_What to do_
Please output every line of the material as it stands, without the pictures.

======== Records to use

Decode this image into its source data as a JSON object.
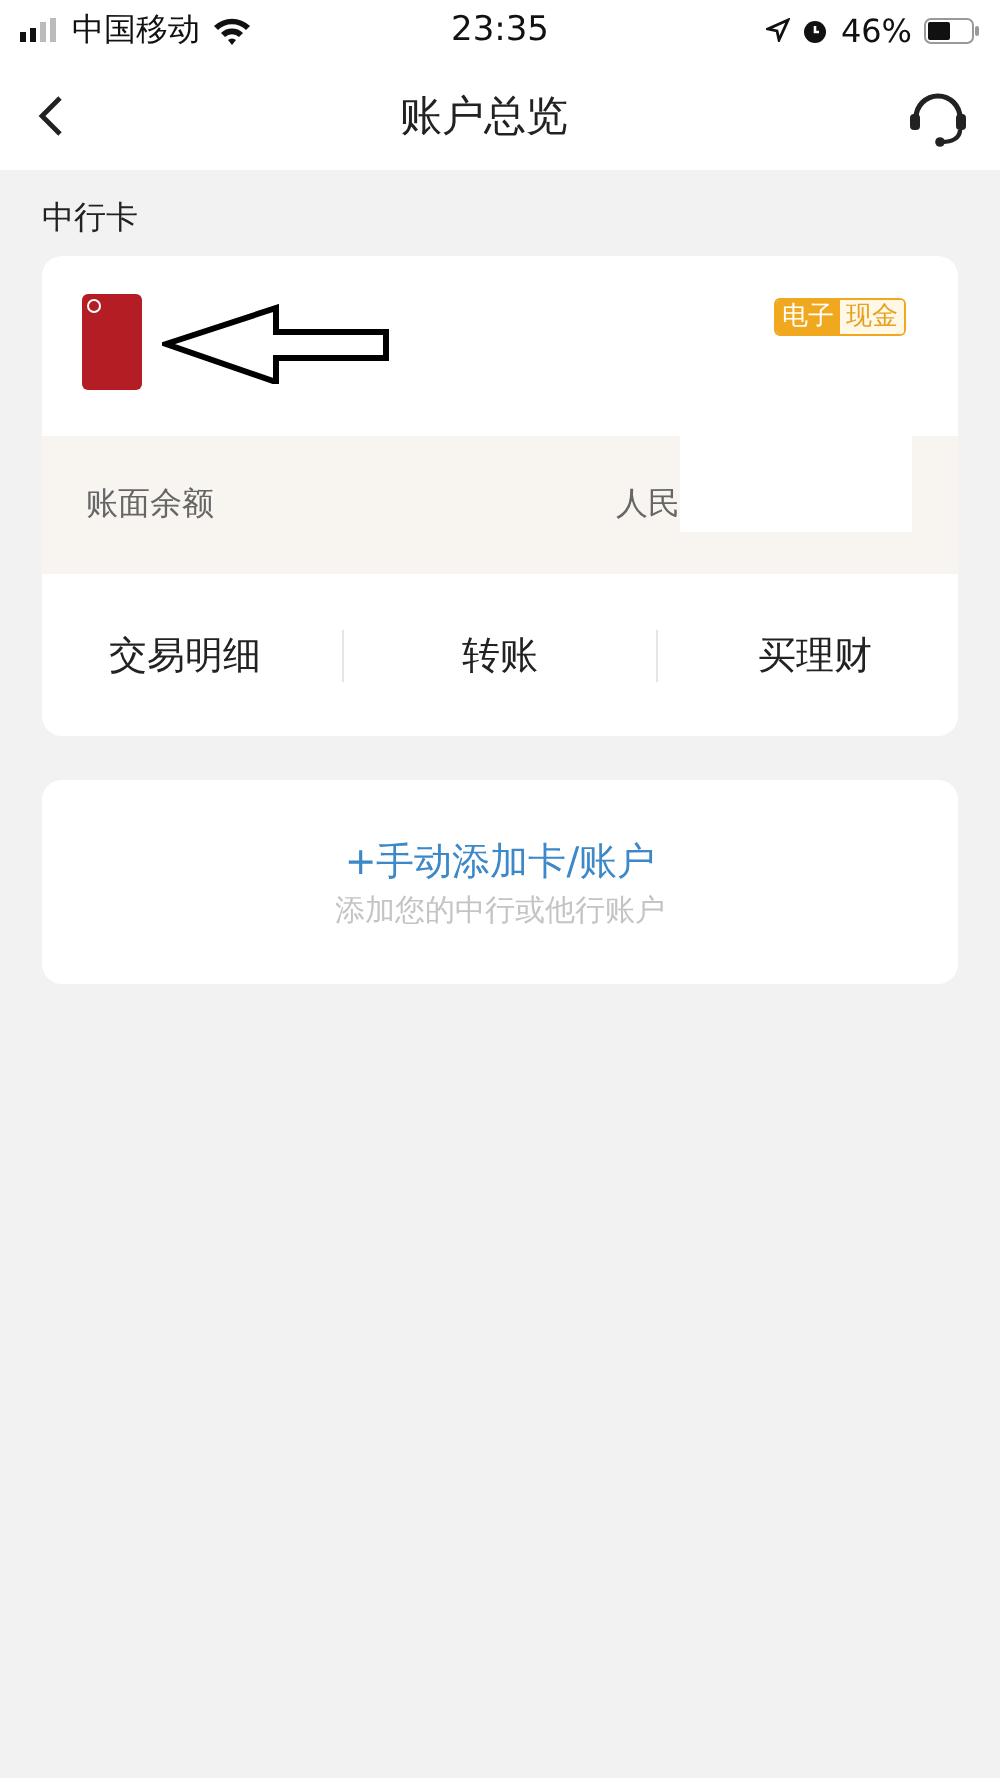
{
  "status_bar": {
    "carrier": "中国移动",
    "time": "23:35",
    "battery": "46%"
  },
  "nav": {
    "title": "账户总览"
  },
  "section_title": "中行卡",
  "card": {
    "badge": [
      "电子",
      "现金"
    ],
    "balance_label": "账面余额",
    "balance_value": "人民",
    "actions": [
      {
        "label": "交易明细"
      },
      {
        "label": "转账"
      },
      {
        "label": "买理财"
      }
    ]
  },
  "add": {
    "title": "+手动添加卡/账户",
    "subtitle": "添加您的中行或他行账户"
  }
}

================

_Response_
Decode this image into its source data as a JSON object.
{
  "status_bar": {
    "carrier": "中国移动",
    "time": "23:35",
    "battery": "46%"
  },
  "nav": {
    "title": "账户总览"
  },
  "section_title": "中行卡",
  "card": {
    "badge": [
      "电子",
      "现金"
    ],
    "balance_label": "账面余额",
    "balance_value": "人民",
    "actions": [
      {
        "label": "交易明细"
      },
      {
        "label": "转账"
      },
      {
        "label": "买理财"
      }
    ]
  },
  "add": {
    "title": "+手动添加卡/账户",
    "subtitle": "添加您的中行或他行账户"
  }
}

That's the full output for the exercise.